**Angezeigter Text:**
====

Der Weitspringer Bayer sprang nach seinen 8,34 m aus der Qualifikation die gleiche Weite auch regulär und siegte vor dem Spanier Luis Meliz.

Helsinki. Titel für Weitspringer Sebastian Bayer, die Frauen-Sprintstaffel und Diskus-Recke Robert Harting – und weitere sieben Medaillen: Die deutschen Leichtathleten haben am Schlusswochenende der EM in Helsinki einen fulminanten Endspurt hingelegt. Mit insgesamt sechs Titelgewinnen und 16 Mal Edelmetall gewann das deutsche Team sogar überraschend die Medaillenwertung.

„Das war unsere Kampfansage, London kann kommen“, sagte die neue Staffel-Europameisterin Verena Sailer und sprach damit quasi stellvertretend für ihre Teamgefährten. Im jungen deutschen Quartett mit Leena Günther, Anne Cibis und Tatjana Pinto sprintete Sailer in 42,51 Sekunden auf Platz zwei in der Weltrangliste. Sebastian Bayer sprang nach zunächst zwei ungültigen Versuchen und einer Zitterpartie mit der Siegweite von 8,34 Metern auf Platz drei der aktuellen Weltbestenliste vor und meinte: „In London mache ich das noch einmal so. Ich bin super zufrieden, aber es war für den Kopf mein anstrengendster Wettkampf überhaupt.“

Im Stabhochsprung auf überragendem Niveau übersprangen Titelverteidiger Renaud Lavillenie und der Uerdinger Björn Otto jeweils 5,92 Meter, dann schraubte der Franzose die Weltjahresbestleistung auf 5,97 Meter. Otto gewann mit persönlicher Bestleistung Silber vor Raphael Holzdeppe (5,77 Meter). Außerdem eroberten beim deutschen Endspurt Martina Strutz (Stabhoch), die 4x100-Meter-Staffel der Männer und Nadine Müller (Diskus) jeweils Silber sowie Antje Möldner-Schmidt (3.000 Meter Hindernis) und die 4x400-Meter-Staffel der Männer Bronze.

====

Einträge aus einer Sammlung:
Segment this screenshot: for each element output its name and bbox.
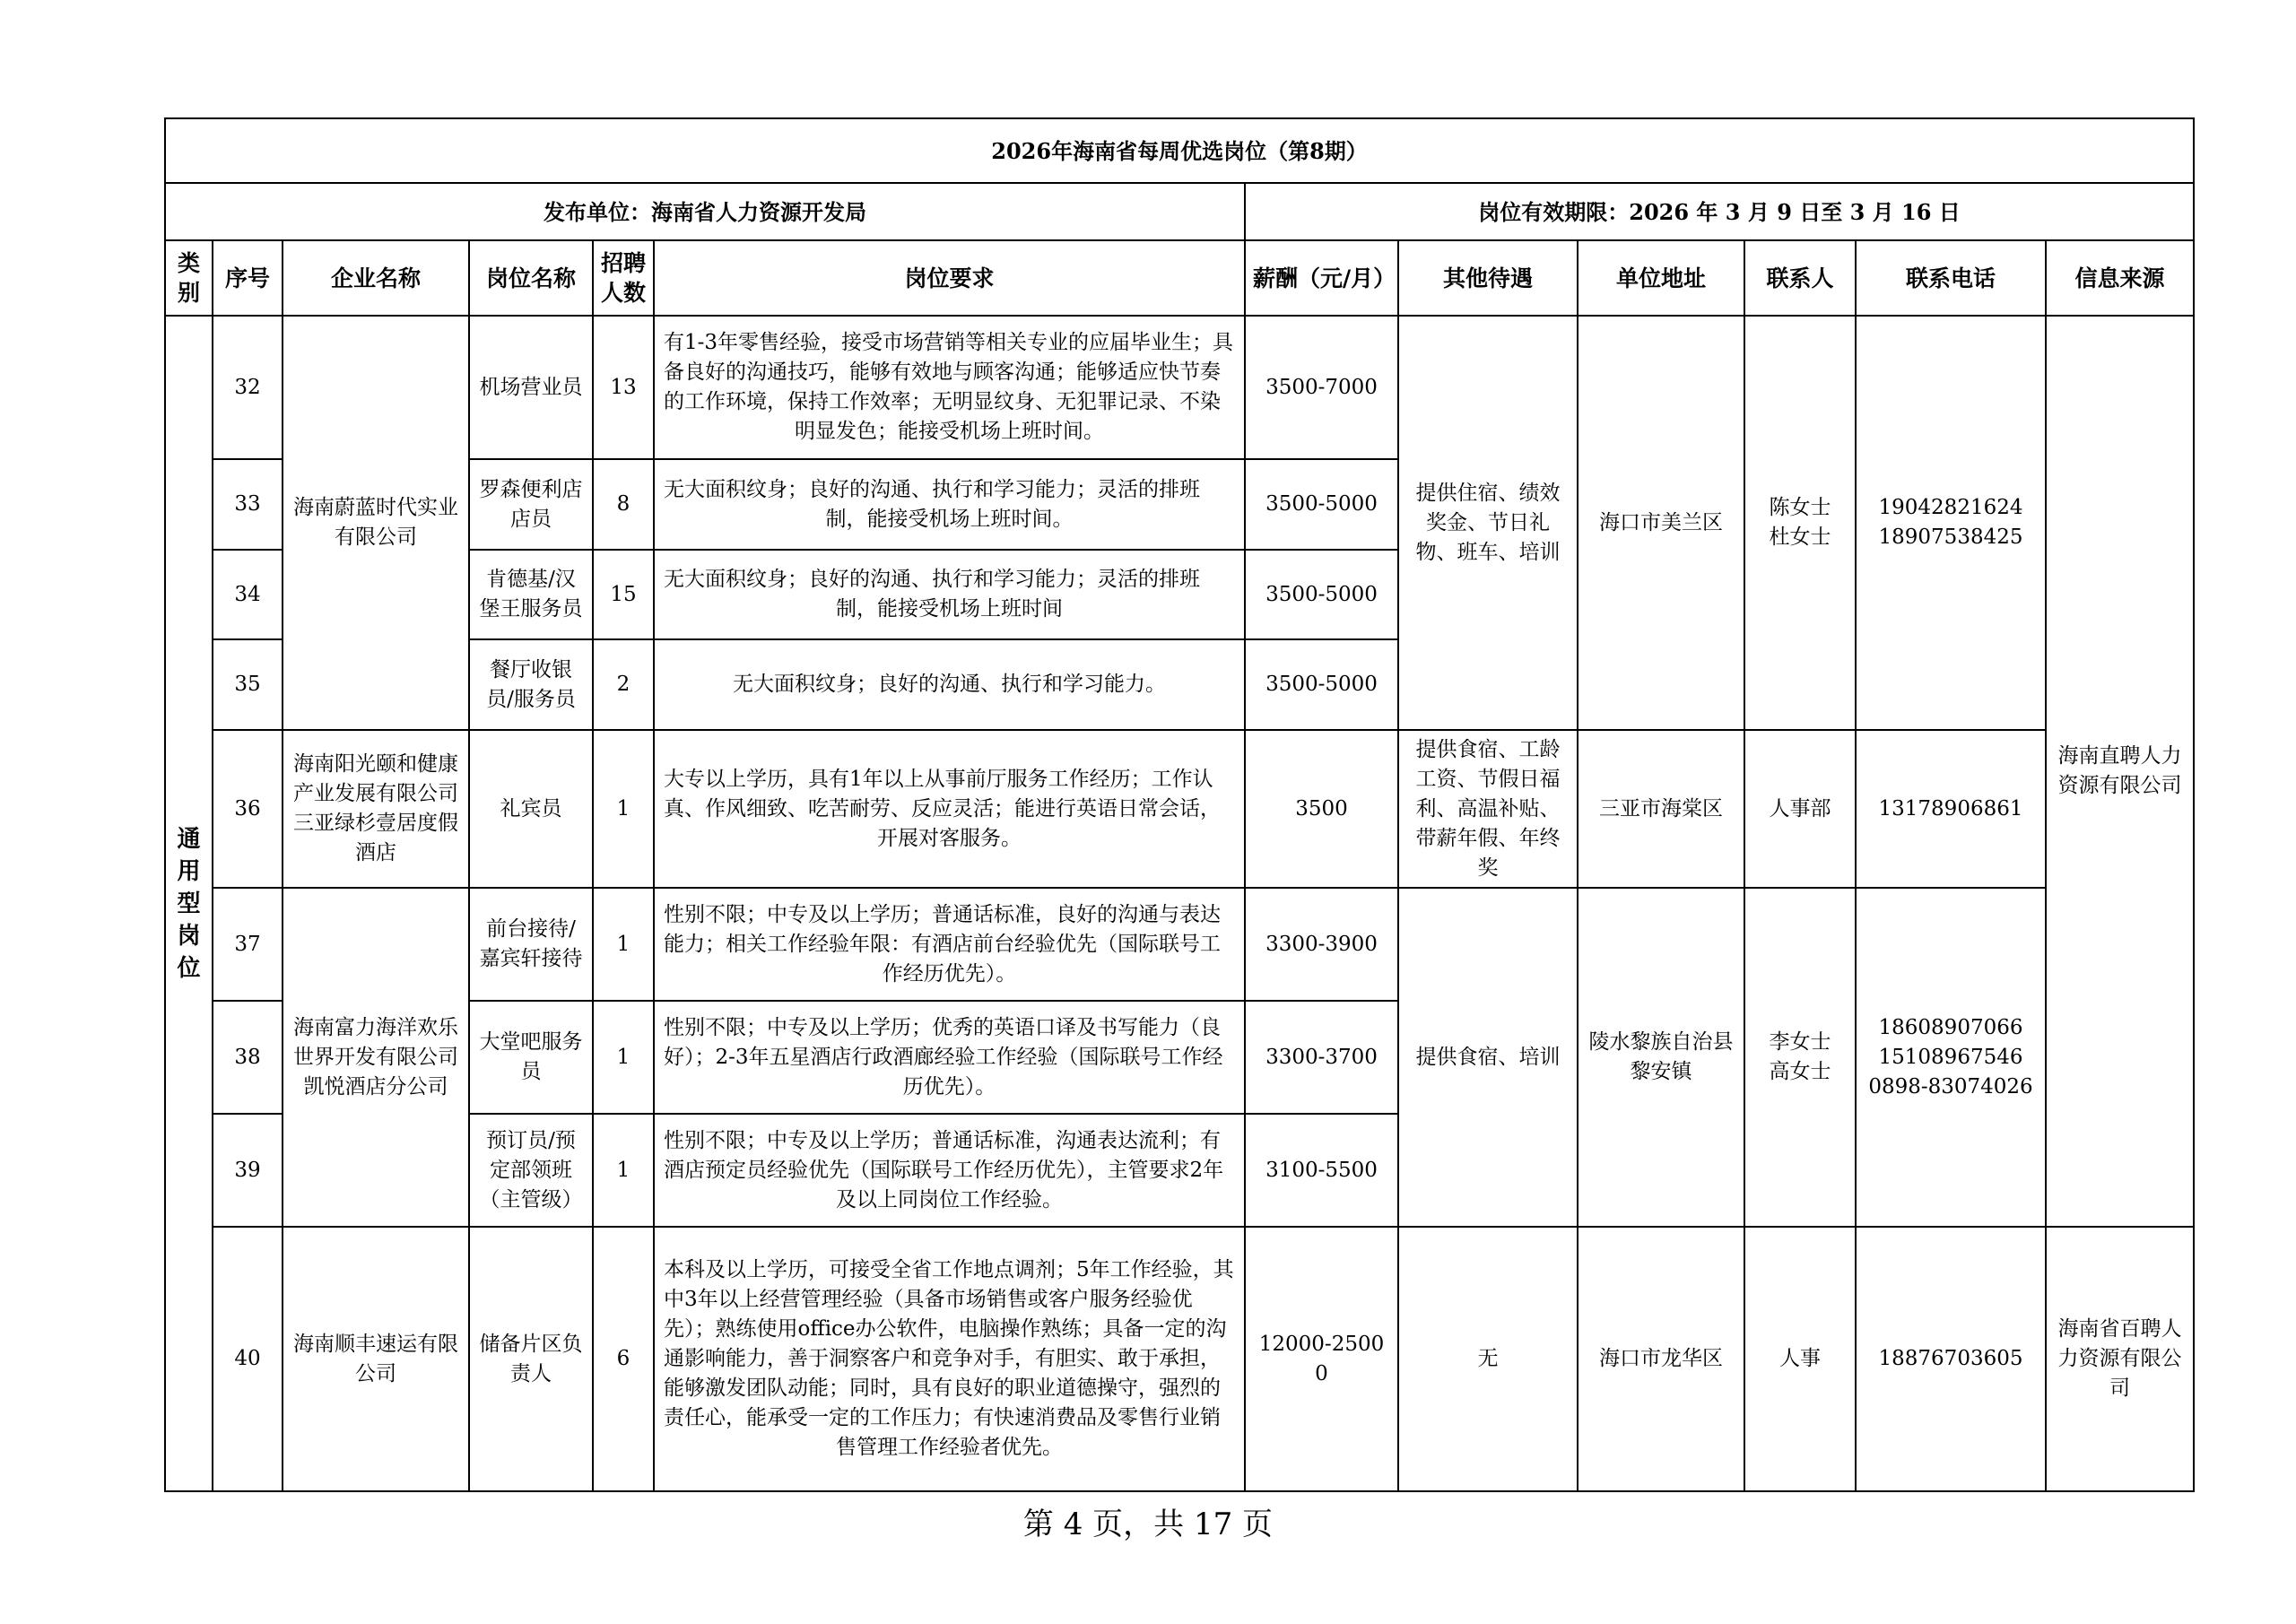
header-benefits: 其他待遇 — [1398, 240, 1578, 316]
seq-cell: 34 — [213, 550, 283, 639]
phone-number: 0898-83074026 — [1868, 1074, 2033, 1099]
contact-cell — [1744, 316, 1856, 730]
headcount-cell: 1 — [593, 1114, 654, 1227]
address-cell: 海口市龙华区 — [1578, 1227, 1744, 1491]
benefits-cell: 无 — [1398, 1227, 1578, 1491]
requirements-cell: 无大面积纹身；良好的沟通、执行和学习能力。 — [654, 639, 1245, 730]
benefits-cell: 提供食宿、培训 — [1398, 888, 1578, 1227]
company-cell: 海南蔚蓝时代实业有限公司 — [283, 316, 469, 730]
header-category: 类别 — [165, 240, 213, 316]
headcount-cell: 8 — [593, 459, 654, 550]
position-cell: 餐厅收银员/服务员 — [469, 639, 593, 730]
position-cell: 储备片区负责人 — [469, 1227, 593, 1491]
phone-number: 18907538425 — [1878, 525, 2023, 549]
salary-cell: 3500-5000 — [1245, 550, 1398, 639]
publisher: 发布单位：海南省人力资源开发局 — [165, 183, 1245, 240]
source-cell: 海南省百聘人力资源有限公司 — [2046, 1227, 2194, 1491]
seq-cell: 39 — [213, 1114, 283, 1227]
position-cell: 预订员/预定部领班（主管级） — [469, 1114, 593, 1227]
headcount-cell: 2 — [593, 639, 654, 730]
header-salary: 薪酬（元/月） — [1245, 240, 1398, 316]
header-requirements: 岗位要求 — [654, 240, 1245, 316]
requirements-cell: 性别不限；中专及以上学历；优秀的英语口译及书写能力（良好）；2-3年五星酒店行政酒廊经验工作经验（国际联号工作经历优先）。 — [654, 1001, 1245, 1114]
header-position: 岗位名称 — [469, 240, 593, 316]
source-cell: 海南直聘人力资源有限公司 — [2046, 316, 2194, 1227]
position-cell: 机场营业员 — [469, 316, 593, 459]
requirements-cell: 大专以上学历，具有1年以上从事前厅服务工作经历；工作认真、作风细致、吃苦耐劳、反应灵活；能进行英语日常会话，开展对客服务。 — [654, 730, 1245, 888]
requirements-cell: 性别不限；中专及以上学历；普通话标准，沟通表达流利；有酒店预定员经验优先（国际联号工作经历优先），主管要求2年及以上同岗位工作经验。 — [654, 1114, 1245, 1227]
headcount-cell: 1 — [593, 1001, 654, 1114]
contact-name: 李女士 — [1769, 1030, 1831, 1054]
contact-name: 陈女士 — [1769, 496, 1831, 519]
company-cell: 海南阳光颐和健康产业发展有限公司三亚绿杉壹居度假酒店 — [283, 730, 469, 888]
salary-cell: 3100-5500 — [1245, 1114, 1398, 1227]
header-source: 信息来源 — [2046, 240, 2194, 316]
requirements-cell: 无大面积纹身；良好的沟通、执行和学习能力；灵活的排班制，能接受机场上班时间 — [654, 550, 1245, 639]
headcount-cell: 6 — [593, 1227, 654, 1491]
headcount-cell: 15 — [593, 550, 654, 639]
table-row — [165, 316, 2194, 459]
position-cell: 前台接待/嘉宾轩接待 — [469, 888, 593, 1001]
requirements-cell: 无大面积纹身；良好的沟通、执行和学习能力；灵活的排班制，能接受机场上班时间。 — [654, 459, 1245, 550]
header-headcount: 招聘人数 — [593, 240, 654, 316]
seq-cell: 38 — [213, 1001, 283, 1114]
table-row — [165, 730, 2194, 888]
seq-cell: 35 — [213, 639, 283, 730]
contact-cell: 人事部 — [1744, 730, 1856, 888]
address-cell: 三亚市海棠区 — [1578, 730, 1744, 888]
header-address: 单位地址 — [1578, 240, 1744, 316]
requirements-cell: 有1-3年零售经验，接受市场营销等相关专业的应届毕业生；具备良好的沟通技巧，能够有效地与顾客沟通；能够适应快节奏的工作环境，保持工作效率；无明显纹身、无犯罪记录、不染明显发色；能接受机场上班时间。 — [654, 316, 1245, 459]
validity-period: 岗位有效期限：2026 年 3 月 9 日至 3 月 16 日 — [1245, 183, 2194, 240]
company-cell: 海南顺丰速运有限公司 — [283, 1227, 469, 1491]
seq-cell: 33 — [213, 459, 283, 550]
phone-number: 19042821624 — [1878, 496, 2023, 519]
salary-cell: 3300-3900 — [1245, 888, 1398, 1001]
phone-cell — [1856, 888, 2046, 1227]
headcount-cell: 1 — [593, 888, 654, 1001]
seq-cell: 32 — [213, 316, 283, 459]
table-row — [165, 1227, 2194, 1491]
category-cell: 通用型岗位 — [165, 316, 213, 1491]
header-phone: 联系电话 — [1856, 240, 2046, 316]
address-cell: 陵水黎族自治县黎安镇 — [1578, 888, 1744, 1227]
requirements-cell: 本科及以上学历，可接受全省工作地点调剂；5年工作经验，其中3年以上经营管理经验（具备市场销售或客户服务经验优先）；熟练使用office办公软件，电脑操作熟练；具备一定的沟通影响能力，善于洞察客户和竞争对手，有胆实、敢于承担，能够激发团队动能；同时，具有良好的职业道德操守，强烈的责任心，能承受一定的工作压力；有快速消费品及零售行业销售管理工作经验者优先。 — [654, 1227, 1245, 1491]
seq-cell: 36 — [213, 730, 283, 888]
header-contact: 联系人 — [1744, 240, 1856, 316]
contact-name: 高女士 — [1769, 1060, 1831, 1083]
phone-cell: 18876703605 — [1856, 1227, 2046, 1491]
requirements-cell: 性别不限；中专及以上学历；普通话标准，良好的沟通与表达能力；相关工作经验年限：有酒店前台经验优先（国际联号工作经历优先）。 — [654, 888, 1245, 1001]
position-cell: 肯德基/汉堡王服务员 — [469, 550, 593, 639]
seq-cell: 40 — [213, 1227, 283, 1491]
table-row — [165, 888, 2194, 1001]
position-cell: 大堂吧服务员 — [469, 1001, 593, 1114]
contact-cell: 人事 — [1744, 1227, 1856, 1491]
position-cell: 礼宾员 — [469, 730, 593, 888]
table-title: 2026年海南省每周优选岗位（第8期） — [165, 118, 2194, 183]
salary-cell: 3500-5000 — [1245, 639, 1398, 730]
phone-number: 15108967546 — [1878, 1045, 2023, 1069]
salary-cell: 12000-25000 — [1245, 1227, 1398, 1491]
headcount-cell: 13 — [593, 316, 654, 459]
page-footer: 第 4 页，共 17 页 — [1022, 1507, 1274, 1542]
headcount-cell: 1 — [593, 730, 654, 888]
seq-cell: 37 — [213, 888, 283, 1001]
phone-cell — [1856, 316, 2046, 730]
contact-cell — [1744, 888, 1856, 1227]
salary-cell: 3300-3700 — [1245, 1001, 1398, 1114]
job-listing-table — [164, 117, 2195, 1492]
salary-cell: 3500 — [1245, 730, 1398, 888]
benefits-cell: 提供食宿、工龄工资、节假日福利、高温补贴、带薪年假、年终奖 — [1398, 730, 1578, 888]
company-cell: 海南富力海洋欢乐世界开发有限公司凯悦酒店分公司 — [283, 888, 469, 1227]
phone-cell: 13178906861 — [1856, 730, 2046, 888]
phone-number: 18608907066 — [1878, 1015, 2023, 1039]
header-company: 企业名称 — [283, 240, 469, 316]
contact-name: 杜女士 — [1769, 525, 1831, 549]
position-cell: 罗森便利店店员 — [469, 459, 593, 550]
benefits-cell: 提供住宿、绩效奖金、节日礼物、班车、培训 — [1398, 316, 1578, 730]
salary-cell: 3500-5000 — [1245, 459, 1398, 550]
header-seq: 序号 — [213, 240, 283, 316]
address-cell: 海口市美兰区 — [1578, 316, 1744, 730]
salary-cell: 3500-7000 — [1245, 316, 1398, 459]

====

**Aufgabe 1:** Schreib im Bericht über die Leichtathletik-EM in Helsinki den Teil zwischen „Der Weitspringer Bayer“ und „überraschend die Medaillenwertung.“ (beides mit eingeschlossen) neu und setz dabei „Athleten“ statt „Leichtathleten“ ein.
**Aufgabe 2:** Schreib den Bericht über die deutschen Erfolge bei der Leichtathletik-EM in Helsinki im Anschluss an seinen letzten Satz weiter.

**Richtige Lösung 1:**
Der Weitspringer Bayer sprang nach seinen 8,34 m aus der Qualifikation die gleiche Weite auch regulär und siegte vor dem Spanier Luis Meliz.

Helsinki. Titel für Weitspringer Sebastian Bayer, die Frauen-Sprintstaffel und Diskus-Recke Robert Harting – und weitere sieben Medaillen: Die deutschen Athleten haben am Schlusswochenende der EM in Helsinki einen fulminanten Endspurt hingelegt. Mit insgesamt sechs Titelgewinnen und 16 Mal Edelmetall gewann das deutsche Team sogar überraschend die Medaillenwertung.

**Richtige Lösung 2:**
„Wir können mit den sportlichen Ergebnissen durchaus zufrieden sein. Die eine oder andere Enttäuschung haben andere kompensiert“, schätzte der Präsident des Deutschen Leichtathletik-Verbandes (DLV) Clemens Prokop ein. Und hatte dabei die im Vorkampf gescheiterte Hammerwurf-Weltrekordlerin Betty Heidler ebenso im Blick, wie die auf Platz vier abgestürzte Stabhochsprung-Goldfavoritin Silke Spiegelburg. Heidlers Aussetzer nutzte Anita Wlodarczyk (Polen) zum Sieg, Kathrin Klaas verpasste Bronze knapp und wurde Vierte.

An das Debakel der Olympischen Spiele in Peking, wo der DLV nur einmal Bronze gewonnen hatte, wird kein Gedanke verschwendet: „ Wir sind in London mit viel mehr Medaillenkandidaten schon breiter aufgestellt als in Peking und werden deutlich besser abschneiden. Wir haben eine junge Mannschaft am Start, die auf den Erfolg brennt“, sagte Prokop.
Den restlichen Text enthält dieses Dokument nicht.